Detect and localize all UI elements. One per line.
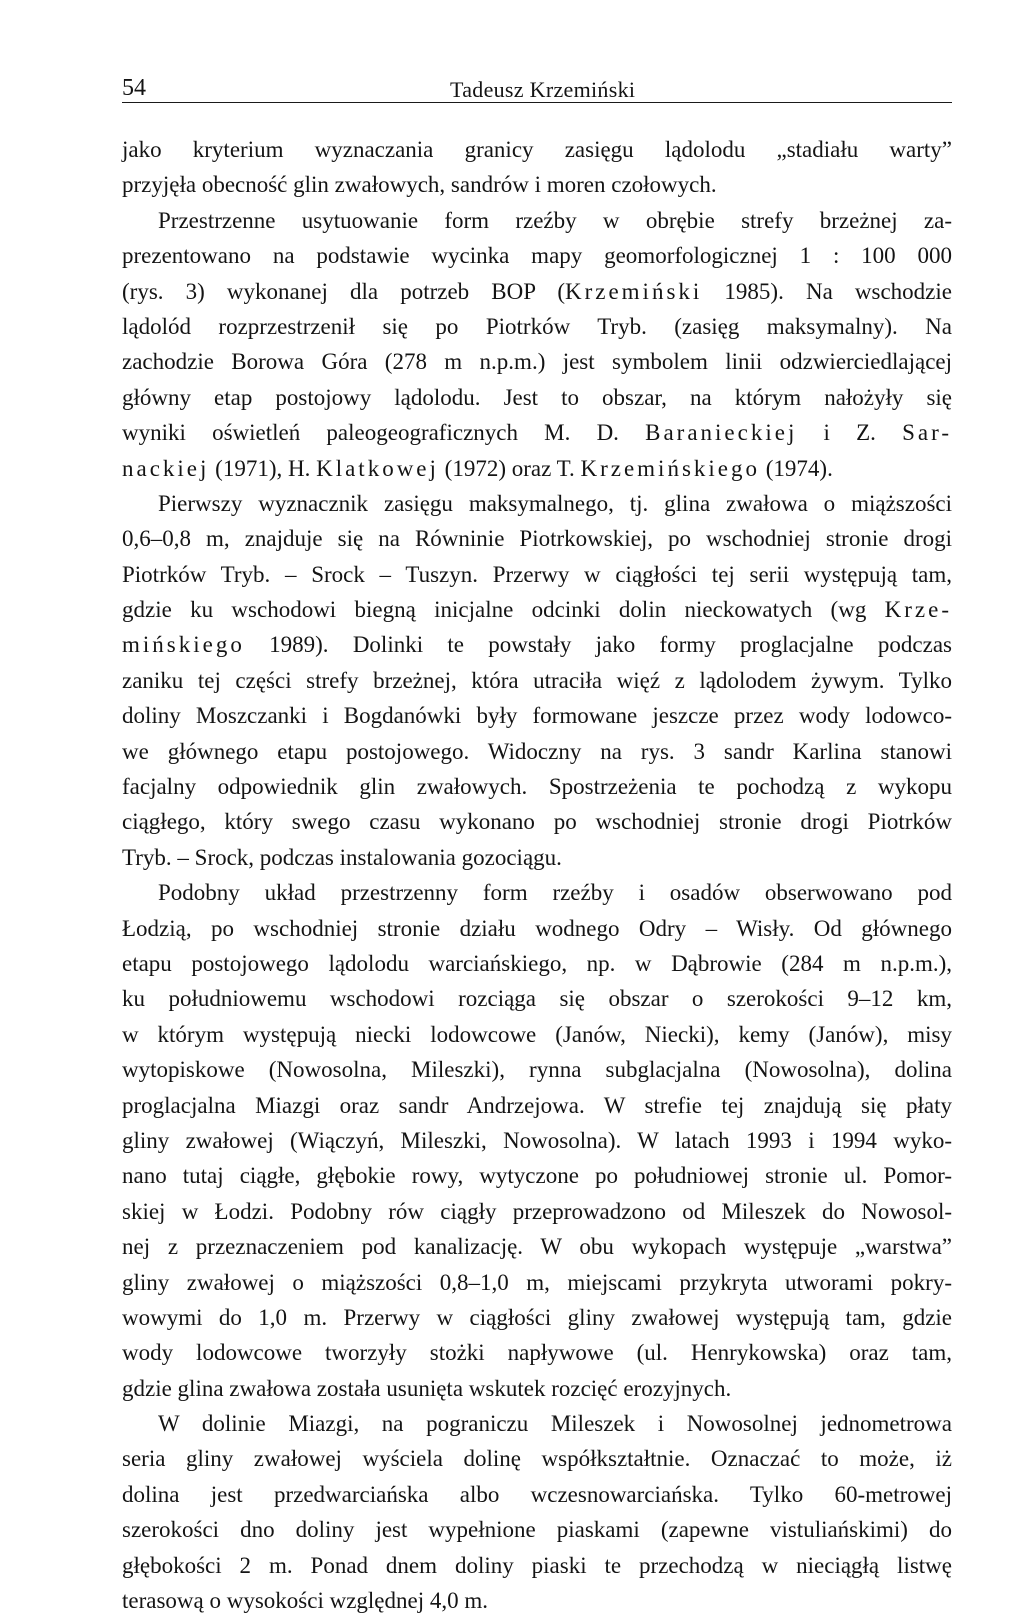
paragraph-1-line: przyjęła obecność glin zwałowych, sandrów i moren czołowych. (122, 172, 717, 198)
text-run: wyniki oświetleń paleogeograficznych M. D. (122, 420, 646, 446)
author-citation: Baranieckiej (645, 420, 798, 446)
author-citation: Sar- (902, 420, 952, 446)
text-run: (1974). (760, 455, 833, 481)
paragraph-2-line (122, 451, 952, 486)
paragraph-3-line (122, 627, 952, 662)
paragraph-5-line: terasową o wysokości względnej 4,0 m. (122, 1588, 489, 1614)
paragraph-4-line: skiej w Łodzi. Podobny rów ciągły przeprowadzono od Mileszek do Nowosol- (122, 1198, 952, 1224)
paragraph-3-line: facjalny odpowiednik glin zwałowych. Spostrzeżenia te pochodzą z wykopu (122, 774, 952, 800)
paragraph-2-line: Przestrzenne usytuowanie form rzeźby w obrębie strefy brzeżnej za- (158, 207, 952, 233)
paragraph-1-line: jako kryterium wyznaczania granicy zasięgu lądolodu „stadiału warty” (122, 137, 952, 162)
paragraph-3-line (122, 592, 952, 627)
paragraph-2-line: lądolód rozprzestrzenił się po Piotrków Tryb. (zasięg maksymalny). Na (122, 313, 952, 339)
paragraph-4-line: etapu postojowego lądolodu warciańskiego, np. w Dąbrowie (284 m n.p.m.), (122, 950, 952, 976)
paragraph-5-line: głębokości 2 m. Ponad dnem doliny piaski te przechodzą w nieciągłą listwę (122, 1552, 952, 1578)
paragraph-4-line: wytopiskowe (Nowosolna, Mileszki), rynna subglacjalna (Nowosolna), dolina (122, 1057, 952, 1083)
paragraph-3-line: 0,6–0,8 m, znajduje się na Równinie Piotrkowskiej, po wschodniej stronie drogi (122, 526, 952, 552)
author-citation: Krzemińskiego (580, 455, 760, 481)
paragraph-3-line: zaniku tej części strefy brzeżnej, która utraciła więź z lądolodem żywym. Tylko (122, 667, 952, 693)
author-citation: Klatkowej (316, 455, 439, 481)
paragraph-2-line (122, 274, 952, 309)
text-run: gdzie ku wschodowi biegną inicjalne odcinki dolin nieckowatych (wg (122, 597, 885, 623)
running-title: Tadeusz Krzemiński (450, 77, 636, 102)
paragraph-4-line: w którym występują niecki lodowcowe (Janów, Niecki), kemy (Janów), misy (122, 1021, 952, 1047)
body-text (122, 132, 952, 1618)
text-run: (1972) oraz T. (438, 455, 581, 481)
paragraph-4-line: gdzie glina zwałowa została usunięta wskutek rozcięć erozyjnych. (122, 1375, 732, 1401)
paragraph-3-line: Pierwszy wyznacznik zasięgu maksymalnego, tj. glina zwałowa o miąższości (158, 490, 952, 516)
paragraph-4-line: gliny zwałowej o miąższości 0,8–1,0 m, miejscami przykryta utworami pokry- (122, 1269, 952, 1295)
author-citation: mińskiego (122, 632, 245, 658)
text-run: 1989). Dolinki te powstały jako formy proglacjalne podczas (244, 632, 952, 658)
paragraph-4-line: Łodzią, po wschodniej stronie działu wodnego Odry – Wisły. Od głównego (122, 915, 952, 941)
header-rule (122, 102, 952, 103)
paragraph-2-line: główny etap postojowy lądolodu. Jest to obszar, na którym nałożyły się (122, 384, 952, 410)
text-run: i Z. (797, 420, 903, 446)
running-head (122, 68, 952, 102)
paragraph-4-line: gliny zwałowej (Wiączyń, Mileszki, Nowosolna). W latach 1993 i 1994 wyko- (122, 1127, 952, 1153)
paragraph-4-line: proglacjalna Miazgi oraz sandr Andrzejowa. W strefie tej znajdują się płaty (122, 1092, 952, 1118)
text-run: (rys. 3) wykonanej dla potrzeb BOP ( (122, 278, 565, 304)
paragraph-3-line: Tryb. – Srock, podczas instalowania gozociągu. (122, 844, 562, 870)
paragraph-2-line (122, 415, 952, 450)
paragraph-5-line: szerokości dno doliny jest wypełnione piaskami (zapewne vistuliańskimi) do (122, 1517, 952, 1543)
paragraph-5-line: dolina jest przedwarciańska albo wczesnowarciańska. Tylko 60-metrowej (122, 1481, 952, 1507)
paragraph-3-line: doliny Moszczanki i Bogdanówki były formowane jeszcze przez wody lodowco- (122, 703, 952, 729)
paragraph-5-line: W dolinie Miazgi, na pograniczu Mileszek i Nowosolnej jednometrowa (158, 1411, 952, 1437)
paragraph-4-line: ku południowemu wschodowi rozciąga się obszar o szerokości 9–12 km, (122, 986, 952, 1012)
paragraph-2-line: prezentowano na podstawie wycinka mapy geomorfologicznej 1 : 100 000 (122, 243, 952, 269)
author-citation: Krze- (884, 597, 952, 623)
text-run: (1971), H. (209, 455, 317, 481)
paragraph-4-line: nano tutaj ciągłe, głębokie rowy, wytyczone po południowej stronie ul. Pomor- (122, 1163, 952, 1189)
paragraph-3-line: Piotrków Tryb. – Srock – Tuszyn. Przerwy w ciągłości tej serii występują tam, (122, 561, 952, 587)
paragraph-4-line: wowymi do 1,0 m. Przerwy w ciągłości gliny zwałowej występują tam, gdzie (122, 1304, 952, 1330)
paragraph-3-line: ciągłego, który swego czasu wykonano po wschodniej stronie drogi Piotrków (122, 809, 952, 835)
paragraph-3-line: we głównego etapu postojowego. Widoczny na rys. 3 sandr Karlina stanowi (122, 738, 952, 764)
paragraph-4-line: nej z przeznaczeniem pod kanalizację. W obu wykopach występuje „warstwa” (122, 1234, 952, 1260)
text-run: 1985). Na wschodzie (702, 278, 952, 304)
author-citation: Krzemiński (564, 278, 703, 304)
page-number: 54 (122, 75, 146, 101)
paragraph-5-line: seria gliny zwałowej wyściela dolinę współkształtnie. Oznaczać to może, iż (122, 1446, 952, 1472)
paragraph-4-line: Podobny układ przestrzenny form rzeźby i osadów obserwowano pod (158, 880, 952, 906)
paragraph-4-line: wody lodowcowe tworzyły stożki napływowe (ul. Henrykowska) oraz tam, (122, 1340, 952, 1366)
author-citation: nackiej (122, 455, 210, 481)
paragraph-2-line: zachodzie Borowa Góra (278 m n.p.m.) jest symbolem linii odzwierciedlającej (122, 349, 952, 375)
────────
Work to do
Render every line of the material above as a numbered list, leaving out any blank lines. Do not include the pictures in your answer.

Full answer
1. Detect and localize all UI elements. One per line.
2. paragraph-1-line: przyjęła obecność glin zwałowych, sandrów i moren czołowych. (122, 172, 717, 198)
3. text-run: wyniki oświetleń paleogeograficznych M. D. (122, 420, 646, 446)
4. author-citation: Baranieckiej (645, 420, 798, 446)
5. author-citation: Sar- (902, 420, 952, 446)
6. text-run: (1974). (760, 455, 833, 481)
7. paragraph-2-line (122, 451, 952, 486)
8. paragraph-3-line (122, 627, 952, 662)
9. paragraph-5-line: terasową o wysokości względnej 4,0 m. (122, 1588, 489, 1614)
10. paragraph-4-line: skiej w Łodzi. Podobny rów ciągły przeprowadzono od Mileszek do Nowosol- (122, 1198, 952, 1224)
11. paragraph-3-line: facjalny odpowiednik glin zwałowych. Spostrzeżenia te pochodzą z wykopu (122, 774, 952, 800)
12. paragraph-2-line: Przestrzenne usytuowanie form rzeźby w obrębie strefy brzeżnej za- (158, 207, 952, 233)
13. paragraph-1-line: jako kryterium wyznaczania granicy zasięgu lądolodu „stadiału warty” (122, 137, 952, 162)
14. paragraph-3-line (122, 592, 952, 627)
15. paragraph-2-line: lądolód rozprzestrzenił się po Piotrków Tryb. (zasięg maksymalny). Na (122, 313, 952, 339)
16. paragraph-4-line: etapu postojowego lądolodu warciańskiego, np. w Dąbrowie (284 m n.p.m.), (122, 950, 952, 976)
17. paragraph-5-line: głębokości 2 m. Ponad dnem doliny piaski te przechodzą w nieciągłą listwę (122, 1552, 952, 1578)
18. paragraph-4-line: wytopiskowe (Nowosolna, Mileszki), rynna subglacjalna (Nowosolna), dolina (122, 1057, 952, 1083)
19. paragraph-3-line: 0,6–0,8 m, znajduje się na Równinie Piotrkowskiej, po wschodniej stronie drogi (122, 526, 952, 552)
20. author-citation: Krzemińskiego (580, 455, 760, 481)
21. paragraph-3-line: zaniku tej części strefy brzeżnej, która utraciła więź z lądolodem żywym. Tylko (122, 667, 952, 693)
22. author-citation: Klatkowej (316, 455, 439, 481)
23. paragraph-2-line (122, 274, 952, 309)
24. text-run: gdzie ku wschodowi biegną inicjalne odcinki dolin nieckowatych (wg (122, 597, 885, 623)
25. running-title: Tadeusz Krzemiński (450, 77, 636, 102)
26. paragraph-4-line: w którym występują niecki lodowcowe (Janów, Niecki), kemy (Janów), misy (122, 1021, 952, 1047)
27. body-text (122, 132, 952, 1618)
28. text-run: (1972) oraz T. (438, 455, 581, 481)
29. paragraph-4-line: gdzie glina zwałowa została usunięta wskutek rozcięć erozyjnych. (122, 1375, 732, 1401)
30. paragraph-3-line: Pierwszy wyznacznik zasięgu maksymalnego, tj. glina zwałowa o miąższości (158, 490, 952, 516)
31. paragraph-4-line: gliny zwałowej o miąższości 0,8–1,0 m, miejscami przykryta utworami pokry- (122, 1269, 952, 1295)
32. author-citation: mińskiego (122, 632, 245, 658)
33. text-run: 1989). Dolinki te powstały jako formy proglacjalne podczas (244, 632, 952, 658)
34. paragraph-4-line: Łodzią, po wschodniej stronie działu wodnego Odry – Wisły. Od głównego (122, 915, 952, 941)
35. header-rule (122, 102, 952, 103)
36. paragraph-2-line: główny etap postojowy lądolodu. Jest to obszar, na którym nałożyły się (122, 384, 952, 410)
37. text-run: i Z. (797, 420, 903, 446)
38. running-head (122, 68, 952, 102)
39. paragraph-4-line: gliny zwałowej (Wiączyń, Mileszki, Nowosolna). W latach 1993 i 1994 wyko- (122, 1127, 952, 1153)
40. paragraph-4-line: proglacjalna Miazgi oraz sandr Andrzejowa. W strefie tej znajdują się płaty (122, 1092, 952, 1118)
41. text-run: (rys. 3) wykonanej dla potrzeb BOP ( (122, 278, 565, 304)
42. paragraph-3-line: Tryb. – Srock, podczas instalowania gozociągu. (122, 844, 562, 870)
43. paragraph-2-line (122, 415, 952, 450)
44. paragraph-5-line: szerokości dno doliny jest wypełnione piaskami (zapewne vistuliańskimi) do (122, 1517, 952, 1543)
45. paragraph-5-line: dolina jest przedwarciańska albo wczesnowarciańska. Tylko 60-metrowej (122, 1481, 952, 1507)
46. paragraph-3-line: doliny Moszczanki i Bogdanówki były formowane jeszcze przez wody lodowco- (122, 703, 952, 729)
47. paragraph-5-line: W dolinie Miazgi, na pograniczu Mileszek i Nowosolnej jednometrowa (158, 1411, 952, 1437)
48. paragraph-4-line: ku południowemu wschodowi rozciąga się obszar o szerokości 9–12 km, (122, 986, 952, 1012)
49. paragraph-2-line: prezentowano na podstawie wycinka mapy geomorfologicznej 1 : 100 000 (122, 243, 952, 269)
50. author-citation: Krze- (884, 597, 952, 623)
51. text-run: (1971), H. (209, 455, 317, 481)
52. paragraph-4-line: nano tutaj ciągłe, głębokie rowy, wytyczone po południowej stronie ul. Pomor- (122, 1163, 952, 1189)
53. paragraph-3-line: Piotrków Tryb. – Srock – Tuszyn. Przerwy w ciągłości tej serii występują tam, (122, 561, 952, 587)
54. paragraph-4-line: wowymi do 1,0 m. Przerwy w ciągłości gliny zwałowej występują tam, gdzie (122, 1304, 952, 1330)
55. paragraph-3-line: ciągłego, który swego czasu wykonano po wschodniej stronie drogi Piotrków (122, 809, 952, 835)
56. paragraph-3-line: we głównego etapu postojowego. Widoczny na rys. 3 sandr Karlina stanowi (122, 738, 952, 764)
57. paragraph-4-line: nej z przeznaczeniem pod kanalizację. W obu wykopach występuje „warstwa” (122, 1234, 952, 1260)
58. text-run: 1985). Na wschodzie (702, 278, 952, 304)
59. author-citation: Krzemiński (564, 278, 703, 304)
60. page-number: 54 (122, 75, 146, 101)
61. paragraph-5-line: seria gliny zwałowej wyściela dolinę współkształtnie. Oznaczać to może, iż (122, 1446, 952, 1472)
62. paragraph-4-line: Podobny układ przestrzenny form rzeźby i osadów obserwowano pod (158, 880, 952, 906)
63. paragraph-4-line: wody lodowcowe tworzyły stożki napływowe (ul. Henrykowska) oraz tam, (122, 1340, 952, 1366)
64. author-citation: nackiej (122, 455, 210, 481)
65. paragraph-2-line: zachodzie Borowa Góra (278 m n.p.m.) jest symbolem linii odzwierciedlającej (122, 349, 952, 375)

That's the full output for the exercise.